• [What you have to do] Please read the passage and say how far Yerkes National Primate Research Center is from the main Emory campus.

• [Passage]
<<<<
The lab had been captivated with the “big question”—figuring out what goes on in a dog’s brain. Details like the type of brain scanner, or where to find it, were just that: details. Up until this point, I hadn’t been concerned. The best part of being a scientist is when the ideas are coming so fast and furious that you can’t even write them down. You don’t have time to worry about details. They just get in the way.
But eventually we had to confront the practical aspects of pulling this off. And the first detail was finding an MRI facility that would let us bring dogs into its scanner.
Yerkes National Primate Research Center, located about a mile from the main Emory campus, was our first choice for the MRI scanning. Nestled in a valley lined with southern pines, Yerkes seemed ideal. It was a short drive from the lab, so we could easily move our equipment there. And because it was off the main street, it was also quiet
and peaceful. The last thing we wanted was to scare a potential canine subject with a trip through a busy intersection. From a dog’s perspective, I imagined Yerkes would look like a walk in the woods.
Yerkes also specialized in the study of animals—primarily monkeys. Andrew and I congratulated each other on our good fortune. We had come up with the idea of scanning the brain of a fully awake dog, and one of the premier facilities for the study of animals turned out to be right in our backyard. In fact, there are only eight such facilities in the United States. Yerkes even had an MRI scanner dedicated specifically to the study of animals. A friend and colleague of mine, Leonard Howell, was director of the Yerkes Imaging Center and invited us to take a look at how they scan monkeys’ brains.
Although the Yerkes MRI center is unusual in the sense that it was purposely built for the study of how primate brains function, it is actually not that unusual to have such a facility at a veterinary school or even at a high-tech veterinarian hospital. Any and all medical diagnostic tests performed on humans are now also done on animals. The challenge with obtaining an MRI of an animal, however, is that the subject must remain absolutely still. In a veterinary setting, this means sedating the animal with medication. But sedating an animal means that you can no longer study how the brain functions.
>>>>
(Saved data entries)
<<<<
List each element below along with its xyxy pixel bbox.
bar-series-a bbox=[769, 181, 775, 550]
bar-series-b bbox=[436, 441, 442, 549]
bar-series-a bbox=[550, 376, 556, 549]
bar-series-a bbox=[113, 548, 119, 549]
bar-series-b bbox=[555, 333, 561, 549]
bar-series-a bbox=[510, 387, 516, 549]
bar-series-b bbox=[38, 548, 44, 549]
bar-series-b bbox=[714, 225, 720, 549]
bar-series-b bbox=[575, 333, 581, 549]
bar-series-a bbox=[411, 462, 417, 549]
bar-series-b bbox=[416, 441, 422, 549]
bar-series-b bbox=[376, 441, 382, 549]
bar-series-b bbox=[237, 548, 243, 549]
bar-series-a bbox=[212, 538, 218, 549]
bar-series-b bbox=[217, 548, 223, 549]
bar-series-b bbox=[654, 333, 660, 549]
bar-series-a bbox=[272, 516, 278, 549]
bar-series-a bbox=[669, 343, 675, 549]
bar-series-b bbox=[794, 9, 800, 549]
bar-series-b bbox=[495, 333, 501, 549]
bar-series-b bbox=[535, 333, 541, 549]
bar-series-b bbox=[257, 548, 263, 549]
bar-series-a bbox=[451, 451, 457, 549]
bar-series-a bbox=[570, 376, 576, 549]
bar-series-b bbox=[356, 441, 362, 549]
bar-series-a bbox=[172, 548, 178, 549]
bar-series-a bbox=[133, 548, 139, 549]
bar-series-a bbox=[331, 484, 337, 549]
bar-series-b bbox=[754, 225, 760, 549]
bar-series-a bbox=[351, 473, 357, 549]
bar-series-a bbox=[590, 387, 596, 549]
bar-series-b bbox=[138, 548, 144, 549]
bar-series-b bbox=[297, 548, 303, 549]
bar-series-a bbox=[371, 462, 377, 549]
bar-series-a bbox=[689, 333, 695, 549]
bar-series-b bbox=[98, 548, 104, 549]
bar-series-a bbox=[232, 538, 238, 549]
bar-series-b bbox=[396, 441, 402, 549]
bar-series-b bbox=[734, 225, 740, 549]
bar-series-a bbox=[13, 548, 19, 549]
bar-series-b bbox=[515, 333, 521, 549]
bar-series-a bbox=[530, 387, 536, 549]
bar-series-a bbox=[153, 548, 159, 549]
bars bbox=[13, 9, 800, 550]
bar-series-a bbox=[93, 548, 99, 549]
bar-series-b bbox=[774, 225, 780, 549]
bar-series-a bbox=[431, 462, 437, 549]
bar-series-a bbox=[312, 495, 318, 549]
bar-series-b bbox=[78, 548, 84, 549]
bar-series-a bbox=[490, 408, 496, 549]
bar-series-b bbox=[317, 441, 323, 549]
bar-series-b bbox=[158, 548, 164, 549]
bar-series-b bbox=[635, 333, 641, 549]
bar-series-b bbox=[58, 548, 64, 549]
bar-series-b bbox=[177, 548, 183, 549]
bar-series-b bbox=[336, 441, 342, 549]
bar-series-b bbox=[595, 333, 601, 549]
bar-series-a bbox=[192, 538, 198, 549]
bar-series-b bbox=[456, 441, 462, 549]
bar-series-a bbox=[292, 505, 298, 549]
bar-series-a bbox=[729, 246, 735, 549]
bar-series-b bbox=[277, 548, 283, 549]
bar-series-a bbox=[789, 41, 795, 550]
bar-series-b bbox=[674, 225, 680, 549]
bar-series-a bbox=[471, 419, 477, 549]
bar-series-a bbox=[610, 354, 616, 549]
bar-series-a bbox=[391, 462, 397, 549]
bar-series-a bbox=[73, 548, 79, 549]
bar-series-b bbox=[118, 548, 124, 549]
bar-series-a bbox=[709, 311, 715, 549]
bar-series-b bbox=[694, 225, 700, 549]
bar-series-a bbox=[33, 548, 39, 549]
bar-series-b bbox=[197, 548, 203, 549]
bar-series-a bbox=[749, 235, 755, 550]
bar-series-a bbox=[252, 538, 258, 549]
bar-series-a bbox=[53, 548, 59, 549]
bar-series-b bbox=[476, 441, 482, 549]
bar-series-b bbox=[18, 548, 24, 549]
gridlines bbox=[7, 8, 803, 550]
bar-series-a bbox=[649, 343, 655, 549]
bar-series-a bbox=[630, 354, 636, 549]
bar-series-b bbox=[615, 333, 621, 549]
>>>>
• [Solution] About a mile.